▸ **Your goal**
Below is a listing; reproduce each line of it exactly.

▸ **Data supplied**

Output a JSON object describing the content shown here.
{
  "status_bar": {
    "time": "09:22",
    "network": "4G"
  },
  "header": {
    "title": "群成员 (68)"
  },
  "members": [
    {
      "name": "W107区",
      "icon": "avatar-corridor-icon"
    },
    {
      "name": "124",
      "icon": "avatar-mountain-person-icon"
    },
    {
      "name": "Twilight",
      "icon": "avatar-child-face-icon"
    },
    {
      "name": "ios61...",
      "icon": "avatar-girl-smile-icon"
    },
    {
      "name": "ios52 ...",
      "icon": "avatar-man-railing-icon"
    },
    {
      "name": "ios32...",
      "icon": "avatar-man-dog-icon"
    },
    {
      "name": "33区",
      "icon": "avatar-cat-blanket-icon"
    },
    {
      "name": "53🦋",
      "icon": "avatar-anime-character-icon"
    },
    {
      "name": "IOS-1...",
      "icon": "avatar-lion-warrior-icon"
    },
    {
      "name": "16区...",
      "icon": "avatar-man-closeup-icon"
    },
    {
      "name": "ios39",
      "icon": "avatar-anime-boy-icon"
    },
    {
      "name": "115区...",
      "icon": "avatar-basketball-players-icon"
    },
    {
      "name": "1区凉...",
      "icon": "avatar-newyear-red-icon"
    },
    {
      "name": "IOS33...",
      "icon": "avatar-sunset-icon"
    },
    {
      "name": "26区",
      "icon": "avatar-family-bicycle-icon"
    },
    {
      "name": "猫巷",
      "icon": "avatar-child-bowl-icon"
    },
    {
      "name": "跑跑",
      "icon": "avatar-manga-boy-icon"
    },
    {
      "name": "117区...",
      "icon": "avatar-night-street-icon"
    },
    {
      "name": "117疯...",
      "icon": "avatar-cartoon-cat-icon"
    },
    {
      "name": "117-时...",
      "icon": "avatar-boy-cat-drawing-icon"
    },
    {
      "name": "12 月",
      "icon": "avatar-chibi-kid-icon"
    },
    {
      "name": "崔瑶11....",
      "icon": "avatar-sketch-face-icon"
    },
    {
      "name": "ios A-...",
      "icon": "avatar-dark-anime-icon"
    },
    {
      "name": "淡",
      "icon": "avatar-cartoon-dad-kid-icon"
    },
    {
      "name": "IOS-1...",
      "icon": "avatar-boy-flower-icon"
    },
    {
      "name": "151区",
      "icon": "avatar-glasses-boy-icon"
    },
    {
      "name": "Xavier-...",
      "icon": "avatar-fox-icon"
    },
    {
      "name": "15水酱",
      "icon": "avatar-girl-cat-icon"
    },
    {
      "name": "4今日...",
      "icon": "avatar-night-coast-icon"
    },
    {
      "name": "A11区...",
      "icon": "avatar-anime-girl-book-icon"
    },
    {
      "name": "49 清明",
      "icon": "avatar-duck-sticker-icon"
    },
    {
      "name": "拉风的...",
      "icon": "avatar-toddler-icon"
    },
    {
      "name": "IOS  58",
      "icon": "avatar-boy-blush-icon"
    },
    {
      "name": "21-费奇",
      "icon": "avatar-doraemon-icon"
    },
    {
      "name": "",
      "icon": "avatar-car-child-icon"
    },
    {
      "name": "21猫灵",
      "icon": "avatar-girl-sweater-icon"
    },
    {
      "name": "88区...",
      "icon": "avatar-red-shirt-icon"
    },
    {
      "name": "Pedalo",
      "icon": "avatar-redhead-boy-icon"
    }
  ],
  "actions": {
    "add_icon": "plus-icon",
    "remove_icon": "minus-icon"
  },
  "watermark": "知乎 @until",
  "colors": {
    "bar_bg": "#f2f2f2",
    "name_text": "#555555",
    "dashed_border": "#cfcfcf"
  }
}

▸ **Result of this exercise**
Output a JSON object describing the content shown here.
{
  "status_bar": {
    "time": "09:22",
    "network": "4G"
  },
  "header": {
    "title": "群成员 (68)"
  },
  "members": [
    {
      "name": "W107区",
      "icon": "avatar-corridor-icon"
    },
    {
      "name": "124",
      "icon": "avatar-mountain-person-icon"
    },
    {
      "name": "Twilight",
      "icon": "avatar-child-face-icon"
    },
    {
      "name": "ios61...",
      "icon": "avatar-girl-smile-icon"
    },
    {
      "name": "ios52 ...",
      "icon": "avatar-man-railing-icon"
    },
    {
      "name": "ios32...",
      "icon": "avatar-man-dog-icon"
    },
    {
      "name": "33区",
      "icon": "avatar-cat-blanket-icon"
    },
    {
      "name": "53🦋",
      "icon": "avatar-anime-character-icon"
    },
    {
      "name": "IOS-1...",
      "icon": "avatar-lion-warrior-icon"
    },
    {
      "name": "16区...",
      "icon": "avatar-man-closeup-icon"
    },
    {
      "name": "ios39",
      "icon": "avatar-anime-boy-icon"
    },
    {
      "name": "115区...",
      "icon": "avatar-basketball-players-icon"
    },
    {
      "name": "1区凉...",
      "icon": "avatar-newyear-red-icon"
    },
    {
      "name": "IOS33...",
      "icon": "avatar-sunset-icon"
    },
    {
      "name": "26区",
      "icon": "avatar-family-bicycle-icon"
    },
    {
      "name": "猫巷",
      "icon": "avatar-child-bowl-icon"
    },
    {
      "name": "跑跑",
      "icon": "avatar-manga-boy-icon"
    },
    {
      "name": "117区...",
      "icon": "avatar-night-street-icon"
    },
    {
      "name": "117疯...",
      "icon": "avatar-cartoon-cat-icon"
    },
    {
      "name": "117-时...",
      "icon": "avatar-boy-cat-drawing-icon"
    },
    {
      "name": "12 月",
      "icon": "avatar-chibi-kid-icon"
    },
    {
      "name": "崔瑶11....",
      "icon": "avatar-sketch-face-icon"
    },
    {
      "name": "ios A-...",
      "icon": "avatar-dark-anime-icon"
    },
    {
      "name": "淡",
      "icon": "avatar-cartoon-dad-kid-icon"
    },
    {
      "name": "IOS-1...",
      "icon": "avatar-boy-flower-icon"
    },
    {
      "name": "151区",
      "icon": "avatar-glasses-boy-icon"
    },
    {
      "name": "Xavier-...",
      "icon": "avatar-fox-icon"
    },
    {
      "name": "15水酱",
      "icon": "avatar-girl-cat-icon"
    },
    {
      "name": "4今日...",
      "icon": "avatar-night-coast-icon"
    },
    {
      "name": "A11区...",
      "icon": "avatar-anime-girl-book-icon"
    },
    {
      "name": "49 清明",
      "icon": "avatar-duck-sticker-icon"
    },
    {
      "name": "拉风的...",
      "icon": "avatar-toddler-icon"
    },
    {
      "name": "IOS  58",
      "icon": "avatar-boy-blush-icon"
    },
    {
      "name": "21-费奇",
      "icon": "avatar-doraemon-icon"
    },
    {
      "name": "",
      "icon": "avatar-car-child-icon"
    },
    {
      "name": "21猫灵",
      "icon": "avatar-girl-sweater-icon"
    },
    {
      "name": "88区...",
      "icon": "avatar-red-shirt-icon"
    },
    {
      "name": "Pedalo",
      "icon": "avatar-redhead-boy-icon"
    }
  ],
  "actions": {
    "add_icon": "plus-icon",
    "remove_icon": "minus-icon"
  },
  "watermark": "知乎 @until",
  "colors": {
    "bar_bg": "#f2f2f2",
    "name_text": "#555555",
    "dashed_border": "#cfcfcf"
  }
}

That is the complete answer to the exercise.